◆ Task statement
Exactly as written, transcribe the lines that run from the one containing "Serialize everything readable" to the end of the records below.

** BEGIN **

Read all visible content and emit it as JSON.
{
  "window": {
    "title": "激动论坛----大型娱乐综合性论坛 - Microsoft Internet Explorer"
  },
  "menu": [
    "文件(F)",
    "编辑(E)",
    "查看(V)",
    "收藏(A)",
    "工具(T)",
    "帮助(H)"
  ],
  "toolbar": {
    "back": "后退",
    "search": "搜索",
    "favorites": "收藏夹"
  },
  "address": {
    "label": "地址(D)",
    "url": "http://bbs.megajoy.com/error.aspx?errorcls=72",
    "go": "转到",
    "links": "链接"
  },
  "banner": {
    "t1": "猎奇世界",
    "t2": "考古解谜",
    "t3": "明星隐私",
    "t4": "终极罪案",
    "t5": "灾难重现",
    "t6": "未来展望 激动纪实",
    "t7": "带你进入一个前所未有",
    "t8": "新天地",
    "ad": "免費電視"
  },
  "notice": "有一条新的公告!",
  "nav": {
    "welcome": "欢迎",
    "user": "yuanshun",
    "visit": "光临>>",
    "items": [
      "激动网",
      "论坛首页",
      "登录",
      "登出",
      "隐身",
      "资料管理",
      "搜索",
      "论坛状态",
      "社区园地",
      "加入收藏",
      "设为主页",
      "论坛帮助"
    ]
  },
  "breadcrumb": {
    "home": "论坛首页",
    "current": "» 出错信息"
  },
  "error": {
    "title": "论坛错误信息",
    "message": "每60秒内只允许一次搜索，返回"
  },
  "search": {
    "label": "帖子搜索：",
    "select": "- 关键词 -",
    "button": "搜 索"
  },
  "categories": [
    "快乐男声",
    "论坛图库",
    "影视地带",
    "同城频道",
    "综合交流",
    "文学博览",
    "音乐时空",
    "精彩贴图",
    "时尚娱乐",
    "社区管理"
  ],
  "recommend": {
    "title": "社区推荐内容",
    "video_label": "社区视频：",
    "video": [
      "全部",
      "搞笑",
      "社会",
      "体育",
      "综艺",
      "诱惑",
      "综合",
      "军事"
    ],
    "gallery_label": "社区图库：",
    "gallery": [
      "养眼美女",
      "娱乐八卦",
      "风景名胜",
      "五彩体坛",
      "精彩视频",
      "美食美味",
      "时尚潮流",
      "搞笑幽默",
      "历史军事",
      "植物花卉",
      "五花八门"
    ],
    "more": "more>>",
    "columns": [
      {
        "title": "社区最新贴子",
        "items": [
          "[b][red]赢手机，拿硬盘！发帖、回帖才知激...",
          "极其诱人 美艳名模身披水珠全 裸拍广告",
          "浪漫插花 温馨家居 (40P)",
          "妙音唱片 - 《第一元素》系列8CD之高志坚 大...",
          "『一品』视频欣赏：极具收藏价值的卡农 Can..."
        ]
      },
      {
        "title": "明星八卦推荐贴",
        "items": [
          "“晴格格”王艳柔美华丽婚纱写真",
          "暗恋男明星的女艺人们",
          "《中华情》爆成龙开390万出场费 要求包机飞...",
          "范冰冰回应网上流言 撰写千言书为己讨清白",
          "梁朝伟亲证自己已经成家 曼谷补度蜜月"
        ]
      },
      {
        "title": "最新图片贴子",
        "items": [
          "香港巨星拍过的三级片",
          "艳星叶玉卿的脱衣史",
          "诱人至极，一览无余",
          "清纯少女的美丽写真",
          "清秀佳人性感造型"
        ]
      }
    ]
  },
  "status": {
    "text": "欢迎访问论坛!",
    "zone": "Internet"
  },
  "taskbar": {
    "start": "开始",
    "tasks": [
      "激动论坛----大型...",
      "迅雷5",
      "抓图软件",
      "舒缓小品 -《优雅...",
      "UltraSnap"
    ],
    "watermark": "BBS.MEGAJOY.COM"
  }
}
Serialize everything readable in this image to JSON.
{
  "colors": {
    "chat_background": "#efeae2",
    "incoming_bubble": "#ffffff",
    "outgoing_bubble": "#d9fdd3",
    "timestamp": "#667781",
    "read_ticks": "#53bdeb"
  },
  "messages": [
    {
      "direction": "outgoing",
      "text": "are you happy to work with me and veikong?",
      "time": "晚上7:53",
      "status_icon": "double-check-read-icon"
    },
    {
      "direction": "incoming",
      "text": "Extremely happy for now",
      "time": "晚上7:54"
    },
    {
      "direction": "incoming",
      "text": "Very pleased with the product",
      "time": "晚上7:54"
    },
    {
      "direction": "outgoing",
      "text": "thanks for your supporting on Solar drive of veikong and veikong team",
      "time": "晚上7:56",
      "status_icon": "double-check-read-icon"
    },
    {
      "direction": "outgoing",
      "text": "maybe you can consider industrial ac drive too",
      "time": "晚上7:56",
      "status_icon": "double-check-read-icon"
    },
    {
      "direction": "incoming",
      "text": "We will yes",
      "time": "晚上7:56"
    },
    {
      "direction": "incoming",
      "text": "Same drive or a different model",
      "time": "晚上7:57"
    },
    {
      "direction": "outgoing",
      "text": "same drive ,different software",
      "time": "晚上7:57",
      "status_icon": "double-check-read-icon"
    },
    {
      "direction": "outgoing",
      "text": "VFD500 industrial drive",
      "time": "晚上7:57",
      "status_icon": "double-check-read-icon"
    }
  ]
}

** END **

◆ Output for this task
Serialize everything readable in this image to JSON.
{
  "colors": {
    "chat_background": "#efeae2",
    "incoming_bubble": "#ffffff",
    "outgoing_bubble": "#d9fdd3",
    "timestamp": "#667781",
    "read_ticks": "#53bdeb"
  },
  "messages": [
    {
      "direction": "outgoing",
      "text": "are you happy to work with me and veikong?",
      "time": "晚上7:53",
      "status_icon": "double-check-read-icon"
    },
    {
      "direction": "incoming",
      "text": "Extremely happy for now",
      "time": "晚上7:54"
    },
    {
      "direction": "incoming",
      "text": "Very pleased with the product",
      "time": "晚上7:54"
    },
    {
      "direction": "outgoing",
      "text": "thanks for your supporting on Solar drive of veikong and veikong team",
      "time": "晚上7:56",
      "status_icon": "double-check-read-icon"
    },
    {
      "direction": "outgoing",
      "text": "maybe you can consider industrial ac drive too",
      "time": "晚上7:56",
      "status_icon": "double-check-read-icon"
    },
    {
      "direction": "incoming",
      "text": "We will yes",
      "time": "晚上7:56"
    },
    {
      "direction": "incoming",
      "text": "Same drive or a different model",
      "time": "晚上7:57"
    },
    {
      "direction": "outgoing",
      "text": "same drive ,different software",
      "time": "晚上7:57",
      "status_icon": "double-check-read-icon"
    },
    {
      "direction": "outgoing",
      "text": "VFD500 industrial drive",
      "time": "晚上7:57",
      "status_icon": "double-check-read-icon"
    }
  ]
}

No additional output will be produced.